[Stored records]
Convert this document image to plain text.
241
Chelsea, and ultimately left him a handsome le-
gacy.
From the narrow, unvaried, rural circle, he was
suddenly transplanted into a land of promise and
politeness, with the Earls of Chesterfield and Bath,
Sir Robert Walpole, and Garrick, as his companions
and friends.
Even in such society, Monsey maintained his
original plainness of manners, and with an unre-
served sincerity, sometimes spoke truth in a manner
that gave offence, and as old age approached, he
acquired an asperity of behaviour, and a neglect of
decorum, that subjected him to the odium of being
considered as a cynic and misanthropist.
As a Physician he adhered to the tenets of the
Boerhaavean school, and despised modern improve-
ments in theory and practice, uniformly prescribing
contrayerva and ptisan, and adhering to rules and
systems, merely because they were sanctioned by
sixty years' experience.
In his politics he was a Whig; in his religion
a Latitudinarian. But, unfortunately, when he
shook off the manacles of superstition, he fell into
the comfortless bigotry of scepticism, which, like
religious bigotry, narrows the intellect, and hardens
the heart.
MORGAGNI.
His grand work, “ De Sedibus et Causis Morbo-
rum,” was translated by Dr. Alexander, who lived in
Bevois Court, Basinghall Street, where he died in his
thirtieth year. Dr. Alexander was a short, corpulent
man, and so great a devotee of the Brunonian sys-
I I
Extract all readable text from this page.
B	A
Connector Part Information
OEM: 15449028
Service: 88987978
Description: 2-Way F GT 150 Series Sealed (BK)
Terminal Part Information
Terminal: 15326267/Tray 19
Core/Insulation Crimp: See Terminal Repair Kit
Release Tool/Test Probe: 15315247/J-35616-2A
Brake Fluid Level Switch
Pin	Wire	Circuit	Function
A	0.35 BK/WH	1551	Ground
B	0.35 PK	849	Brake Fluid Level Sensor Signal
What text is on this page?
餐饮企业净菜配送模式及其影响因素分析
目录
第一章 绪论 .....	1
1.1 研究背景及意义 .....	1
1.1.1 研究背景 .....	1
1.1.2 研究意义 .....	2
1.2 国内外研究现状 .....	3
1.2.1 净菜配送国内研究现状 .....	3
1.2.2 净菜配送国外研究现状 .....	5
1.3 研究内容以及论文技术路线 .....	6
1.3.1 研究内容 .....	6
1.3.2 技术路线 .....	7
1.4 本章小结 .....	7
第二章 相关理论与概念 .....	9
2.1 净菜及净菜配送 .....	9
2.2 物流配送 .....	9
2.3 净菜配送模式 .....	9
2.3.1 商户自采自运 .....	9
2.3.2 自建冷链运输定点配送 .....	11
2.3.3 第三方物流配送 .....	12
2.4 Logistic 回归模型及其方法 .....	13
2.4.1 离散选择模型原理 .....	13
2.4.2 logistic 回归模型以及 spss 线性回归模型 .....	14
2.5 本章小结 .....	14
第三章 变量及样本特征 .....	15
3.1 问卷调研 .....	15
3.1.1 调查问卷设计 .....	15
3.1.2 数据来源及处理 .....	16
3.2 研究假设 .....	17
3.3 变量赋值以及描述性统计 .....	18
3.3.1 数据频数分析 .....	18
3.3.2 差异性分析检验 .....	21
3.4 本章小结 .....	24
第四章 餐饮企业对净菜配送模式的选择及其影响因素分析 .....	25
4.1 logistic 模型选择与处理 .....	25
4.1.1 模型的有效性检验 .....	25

_Written task:_ Extract, word for word, each line of the listing above.

_Full answer:_
Convert this document image to plain text.
241
Chelsea, and ultimately left him a handsome le-
gacy.
From the narrow, unvaried, rural circle, he was
suddenly transplanted into a land of promise and
politeness, with the Earls of Chesterfield and Bath,
Sir Robert Walpole, and Garrick, as his companions
and friends.
Even in such society, Monsey maintained his
original plainness of manners, and with an unre-
served sincerity, sometimes spoke truth in a manner
that gave offence, and as old age approached, he
acquired an asperity of behaviour, and a neglect of
decorum, that subjected him to the odium of being
considered as a cynic and misanthropist.
As a Physician he adhered to the tenets of the
Boerhaavean school, and despised modern improve-
ments in theory and practice, uniformly prescribing
contrayerva and ptisan, and adhering to rules and
systems, merely because they were sanctioned by
sixty years' experience.
In his politics he was a Whig; in his religion
a Latitudinarian. But, unfortunately, when he
shook off the manacles of superstition, he fell into
the comfortless bigotry of scepticism, which, like
religious bigotry, narrows the intellect, and hardens
the heart.
MORGAGNI.
His grand work, “ De Sedibus et Causis Morbo-
rum,” was translated by Dr. Alexander, who lived in
Bevois Court, Basinghall Street, where he died in his
thirtieth year. Dr. Alexander was a short, corpulent
man, and so great a devotee of the Brunonian sys-
I I
Extract all readable text from this page.
B	A
Connector Part Information
OEM: 15449028
Service: 88987978
Description: 2-Way F GT 150 Series Sealed (BK)
Terminal Part Information
Terminal: 15326267/Tray 19
Core/Insulation Crimp: See Terminal Repair Kit
Release Tool/Test Probe: 15315247/J-35616-2A
Brake Fluid Level Switch
Pin	Wire	Circuit	Function
A	0.35 BK/WH	1551	Ground
B	0.35 PK	849	Brake Fluid Level Sensor Signal
What text is on this page?
餐饮企业净菜配送模式及其影响因素分析
目录
第一章 绪论 .....	1
1.1 研究背景及意义 .....	1
1.1.1 研究背景 .....	1
1.1.2 研究意义 .....	2
1.2 国内外研究现状 .....	3
1.2.1 净菜配送国内研究现状 .....	3
1.2.2 净菜配送国外研究现状 .....	5
1.3 研究内容以及论文技术路线 .....	6
1.3.1 研究内容 .....	6
1.3.2 技术路线 .....	7
1.4 本章小结 .....	7
第二章 相关理论与概念 .....	9
2.1 净菜及净菜配送 .....	9
2.2 物流配送 .....	9
2.3 净菜配送模式 .....	9
2.3.1 商户自采自运 .....	9
2.3.2 自建冷链运输定点配送 .....	11
2.3.3 第三方物流配送 .....	12
2.4 Logistic 回归模型及其方法 .....	13
2.4.1 离散选择模型原理 .....	13
2.4.2 logistic 回归模型以及 spss 线性回归模型 .....	14
2.5 本章小结 .....	14
第三章 变量及样本特征 .....	15
3.1 问卷调研 .....	15
3.1.1 调查问卷设计 .....	15
3.1.2 数据来源及处理 .....	16
3.2 研究假设 .....	17
3.3 变量赋值以及描述性统计 .....	18
3.3.1 数据频数分析 .....	18
3.3.2 差异性分析检验 .....	21
3.4 本章小结 .....	24
第四章 餐饮企业对净菜配送模式的选择及其影响因素分析 .....	25
4.1 logistic 模型选择与处理 .....	25
4.1.1 模型的有效性检验 .....	25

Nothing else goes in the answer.